* **Objective 1**:
From the passage on Docker Compose, reproduce the part starting with "Compose is a" and going on through "of a cluster.".
* **Objective 2**:
Answer these questions using the passage on Docker Compose:
(a) What kind of tool does the passage say Compose is?
(b) According to the diagram, what does the CI image build use?
(c) What does the development override add?
* **Objective 3**:
List everything that the passage on Docker Compose says Compose does not replace.

* **Supplied passage**:
_ _ _ _ _ _ _

Compose is a development tool, not a full production orchestrator. It can model service relationships and help teams reproduce a local stack, but it does not replace Kubernetes deployment policies, autoscaling, secret management, network policies, or production-grade storage. Its value is that it lets you debug the container contract before you add the complexity of a cluster.

graph TD
    Dev["Local development<br/>Docker Compose"]
    Contract["Container contract<br/>ports, env, volumes, health"]
    CI["CI image build<br/>same Dockerfile"]
    Prod["Production orchestration<br/>Kubernetes or managed platform"]
    Dev --> Contract
    Contract --> CI
    CI --> Prod

A useful Compose setup separates base configuration from local overrides. The base file describes services and environment contracts. The development override adds bind mounts, debug logging, and host ports. A production-like file uses prebuilt images and removes live source mounts so that the behavior matches deployment more closely.

_ _ _ _ _ _ _

* **Dataset excerpts**:
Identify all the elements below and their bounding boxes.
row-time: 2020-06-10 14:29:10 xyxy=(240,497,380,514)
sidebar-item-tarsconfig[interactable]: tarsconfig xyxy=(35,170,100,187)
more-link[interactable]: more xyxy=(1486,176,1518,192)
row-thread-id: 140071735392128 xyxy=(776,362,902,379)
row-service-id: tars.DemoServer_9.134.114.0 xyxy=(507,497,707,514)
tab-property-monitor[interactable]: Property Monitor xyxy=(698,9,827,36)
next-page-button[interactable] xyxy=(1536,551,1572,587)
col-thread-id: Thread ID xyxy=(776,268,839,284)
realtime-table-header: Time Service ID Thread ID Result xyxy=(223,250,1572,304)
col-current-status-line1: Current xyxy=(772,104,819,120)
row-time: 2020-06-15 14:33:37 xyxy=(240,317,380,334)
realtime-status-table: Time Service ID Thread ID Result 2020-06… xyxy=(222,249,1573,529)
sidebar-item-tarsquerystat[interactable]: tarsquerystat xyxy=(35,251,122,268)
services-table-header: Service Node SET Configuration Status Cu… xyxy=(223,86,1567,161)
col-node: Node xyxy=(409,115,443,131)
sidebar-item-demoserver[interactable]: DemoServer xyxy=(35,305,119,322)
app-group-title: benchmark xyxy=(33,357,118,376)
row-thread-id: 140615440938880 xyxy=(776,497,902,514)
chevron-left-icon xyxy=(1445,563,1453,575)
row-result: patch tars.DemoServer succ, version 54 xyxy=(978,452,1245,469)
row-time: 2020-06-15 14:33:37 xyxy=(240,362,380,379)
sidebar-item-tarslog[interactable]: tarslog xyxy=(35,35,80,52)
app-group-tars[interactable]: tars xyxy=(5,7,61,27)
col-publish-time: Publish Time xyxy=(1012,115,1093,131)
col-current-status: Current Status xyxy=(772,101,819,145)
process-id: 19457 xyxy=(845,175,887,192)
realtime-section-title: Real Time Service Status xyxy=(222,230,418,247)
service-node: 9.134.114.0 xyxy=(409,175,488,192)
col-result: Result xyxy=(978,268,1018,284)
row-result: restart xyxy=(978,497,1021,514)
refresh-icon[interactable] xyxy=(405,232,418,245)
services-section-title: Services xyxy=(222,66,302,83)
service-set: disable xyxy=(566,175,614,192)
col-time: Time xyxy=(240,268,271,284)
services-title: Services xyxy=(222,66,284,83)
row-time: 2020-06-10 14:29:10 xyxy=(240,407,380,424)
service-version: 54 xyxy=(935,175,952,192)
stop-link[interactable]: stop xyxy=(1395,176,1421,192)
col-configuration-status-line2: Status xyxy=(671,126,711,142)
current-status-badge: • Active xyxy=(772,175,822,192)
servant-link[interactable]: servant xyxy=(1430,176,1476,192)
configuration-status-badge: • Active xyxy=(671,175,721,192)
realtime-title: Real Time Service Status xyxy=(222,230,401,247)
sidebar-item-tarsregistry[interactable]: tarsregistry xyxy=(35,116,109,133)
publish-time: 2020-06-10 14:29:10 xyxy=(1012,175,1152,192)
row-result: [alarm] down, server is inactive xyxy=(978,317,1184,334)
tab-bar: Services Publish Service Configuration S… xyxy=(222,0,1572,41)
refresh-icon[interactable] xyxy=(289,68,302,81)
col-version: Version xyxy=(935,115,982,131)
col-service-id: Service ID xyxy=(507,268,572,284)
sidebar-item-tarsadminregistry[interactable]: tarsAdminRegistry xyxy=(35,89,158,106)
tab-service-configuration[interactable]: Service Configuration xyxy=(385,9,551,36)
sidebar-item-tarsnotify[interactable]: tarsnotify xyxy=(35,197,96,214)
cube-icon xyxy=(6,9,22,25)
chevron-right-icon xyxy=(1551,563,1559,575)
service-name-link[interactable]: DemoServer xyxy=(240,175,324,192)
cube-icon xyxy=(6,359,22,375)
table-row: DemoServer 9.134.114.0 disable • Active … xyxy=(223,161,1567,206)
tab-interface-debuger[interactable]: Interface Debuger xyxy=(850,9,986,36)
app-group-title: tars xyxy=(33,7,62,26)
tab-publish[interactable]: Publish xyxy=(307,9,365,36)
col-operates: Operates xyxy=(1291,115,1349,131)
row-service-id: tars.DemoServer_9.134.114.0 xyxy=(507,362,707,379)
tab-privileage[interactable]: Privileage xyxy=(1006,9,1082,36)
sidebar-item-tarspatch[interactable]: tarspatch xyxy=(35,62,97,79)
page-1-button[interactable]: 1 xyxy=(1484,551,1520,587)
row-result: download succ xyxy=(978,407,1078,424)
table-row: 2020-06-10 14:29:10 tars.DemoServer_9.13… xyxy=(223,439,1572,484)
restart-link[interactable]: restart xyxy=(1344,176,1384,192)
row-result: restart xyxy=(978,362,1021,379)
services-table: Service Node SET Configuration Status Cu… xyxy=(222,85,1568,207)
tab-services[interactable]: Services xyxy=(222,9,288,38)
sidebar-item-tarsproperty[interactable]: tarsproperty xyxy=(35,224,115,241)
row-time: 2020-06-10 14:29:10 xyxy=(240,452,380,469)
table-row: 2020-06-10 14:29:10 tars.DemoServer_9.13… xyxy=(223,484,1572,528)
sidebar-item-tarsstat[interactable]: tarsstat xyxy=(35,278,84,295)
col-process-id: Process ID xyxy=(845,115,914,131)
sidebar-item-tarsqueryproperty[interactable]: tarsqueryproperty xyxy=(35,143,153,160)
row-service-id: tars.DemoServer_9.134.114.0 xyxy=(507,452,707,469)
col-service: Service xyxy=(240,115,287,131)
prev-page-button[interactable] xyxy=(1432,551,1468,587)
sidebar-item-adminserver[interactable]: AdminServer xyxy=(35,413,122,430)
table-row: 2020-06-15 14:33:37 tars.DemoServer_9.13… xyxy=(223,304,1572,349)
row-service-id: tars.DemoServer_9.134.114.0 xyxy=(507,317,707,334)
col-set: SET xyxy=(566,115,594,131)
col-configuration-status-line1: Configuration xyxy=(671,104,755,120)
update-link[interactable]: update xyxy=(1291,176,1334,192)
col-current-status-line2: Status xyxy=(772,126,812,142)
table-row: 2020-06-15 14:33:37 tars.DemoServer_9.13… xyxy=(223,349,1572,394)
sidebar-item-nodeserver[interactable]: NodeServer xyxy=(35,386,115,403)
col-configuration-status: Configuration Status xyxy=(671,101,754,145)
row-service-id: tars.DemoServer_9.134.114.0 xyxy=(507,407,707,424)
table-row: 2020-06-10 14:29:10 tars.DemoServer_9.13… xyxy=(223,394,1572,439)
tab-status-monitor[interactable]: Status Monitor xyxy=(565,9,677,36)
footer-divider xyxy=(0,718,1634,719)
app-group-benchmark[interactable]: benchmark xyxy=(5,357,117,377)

_ _ _ _ _ _ _

* **Final answer 1**:
Compose is a development tool, not a full production orchestrator. It can model service relationships and help teams reproduce a local stack, but it does not replace Kubernetes deployment policies, autoscaling, secret management, network policies, or production-grade storage. Its value is that it lets you debug the container contract before you add the complexity of a cluster.

* **Final answer 2**:
(a) A development tool, not a full production orchestrator.
(b) The same Dockerfile.
(c) Bind mounts, debug logging, and host ports.

* **Final answer 3**:
Kubernetes deployment policies
Autoscaling
Secret management
Network policies
Production-grade storage